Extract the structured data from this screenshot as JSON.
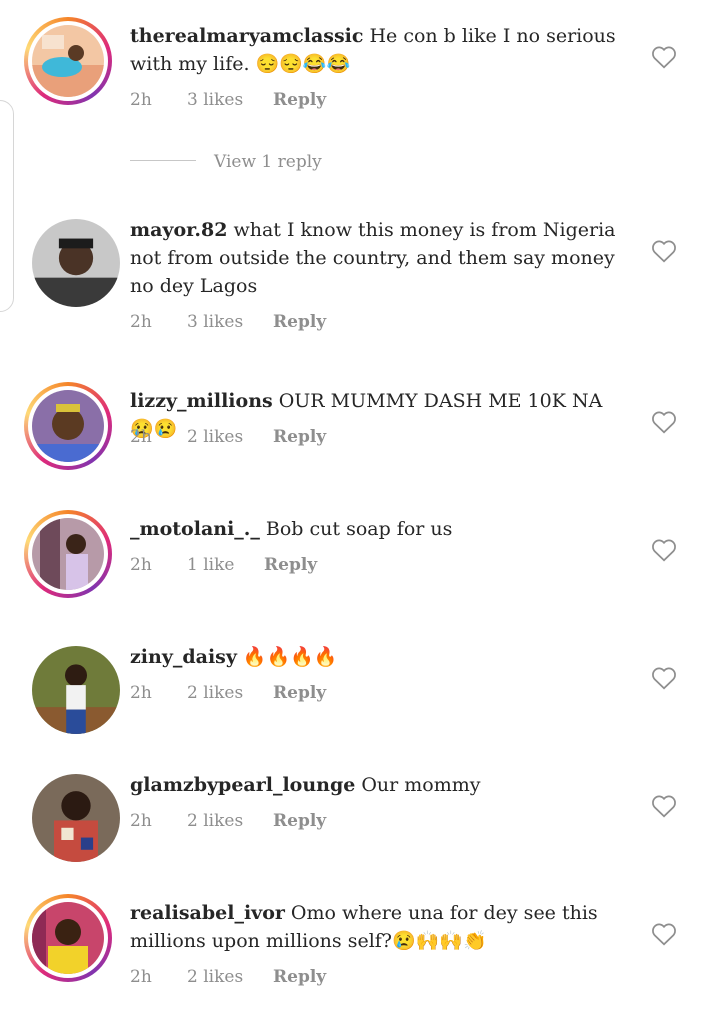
{
  "comments": [
    {
      "username": "therealmaryamclassic",
      "text": "He con b like I no serious with my life. 😔😔😂😂",
      "time": "2h",
      "likes": "3 likes",
      "reply": "Reply",
      "story_ring": true
    },
    {
      "username": "mayor.82",
      "text": "what I know this money is from Nigeria not from outside the country, and them say money no dey Lagos",
      "time": "2h",
      "likes": "3 likes",
      "reply": "Reply",
      "story_ring": false
    },
    {
      "username": "lizzy_millions",
      "text": "OUR MUMMY DASH ME 10K NA 😢😢",
      "time": "2h",
      "likes": "2 likes",
      "reply": "Reply",
      "story_ring": true
    },
    {
      "username": "_motolani_._",
      "text": "Bob cut soap for us",
      "time": "2h",
      "likes": "1 like",
      "reply": "Reply",
      "story_ring": true
    },
    {
      "username": "ziny_daisy",
      "text": "🔥🔥🔥🔥",
      "time": "2h",
      "likes": "2 likes",
      "reply": "Reply",
      "story_ring": false
    },
    {
      "username": "glamzbypearl_lounge",
      "text": "Our mommy",
      "time": "2h",
      "likes": "2 likes",
      "reply": "Reply",
      "story_ring": false
    },
    {
      "username": "realisabel_ivor",
      "text": "Omo where una for dey see this millions upon millions self?😢🙌🙌👏",
      "time": "2h",
      "likes": "2 likes",
      "reply": "Reply",
      "story_ring": true
    }
  ],
  "view_replies": "View 1 reply",
  "icons": {
    "like": "heart-outline-icon"
  },
  "colors": {
    "text": "#262626",
    "meta": "#8e8e8e",
    "ring_start": "#f58529",
    "ring_mid": "#dd2a7b",
    "ring_end": "#8134af"
  }
}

________________________

» WHAT THIS TASK INVOLVES
Print all of the entries word for word. Omit the pictures they contain.

» THE ANSWER
Extract the structured data from this screenshot as JSON.
{
  "comments": [
    {
      "username": "therealmaryamclassic",
      "text": "He con b like I no serious with my life. 😔😔😂😂",
      "time": "2h",
      "likes": "3 likes",
      "reply": "Reply",
      "story_ring": true
    },
    {
      "username": "mayor.82",
      "text": "what I know this money is from Nigeria not from outside the country, and them say money no dey Lagos",
      "time": "2h",
      "likes": "3 likes",
      "reply": "Reply",
      "story_ring": false
    },
    {
      "username": "lizzy_millions",
      "text": "OUR MUMMY DASH ME 10K NA 😢😢",
      "time": "2h",
      "likes": "2 likes",
      "reply": "Reply",
      "story_ring": true
    },
    {
      "username": "_motolani_._",
      "text": "Bob cut soap for us",
      "time": "2h",
      "likes": "1 like",
      "reply": "Reply",
      "story_ring": true
    },
    {
      "username": "ziny_daisy",
      "text": "🔥🔥🔥🔥",
      "time": "2h",
      "likes": "2 likes",
      "reply": "Reply",
      "story_ring": false
    },
    {
      "username": "glamzbypearl_lounge",
      "text": "Our mommy",
      "time": "2h",
      "likes": "2 likes",
      "reply": "Reply",
      "story_ring": false
    },
    {
      "username": "realisabel_ivor",
      "text": "Omo where una for dey see this millions upon millions self?😢🙌🙌👏",
      "time": "2h",
      "likes": "2 likes",
      "reply": "Reply",
      "story_ring": true
    }
  ],
  "view_replies": "View 1 reply",
  "icons": {
    "like": "heart-outline-icon"
  },
  "colors": {
    "text": "#262626",
    "meta": "#8e8e8e",
    "ring_start": "#f58529",
    "ring_mid": "#dd2a7b",
    "ring_end": "#8134af"
  }
}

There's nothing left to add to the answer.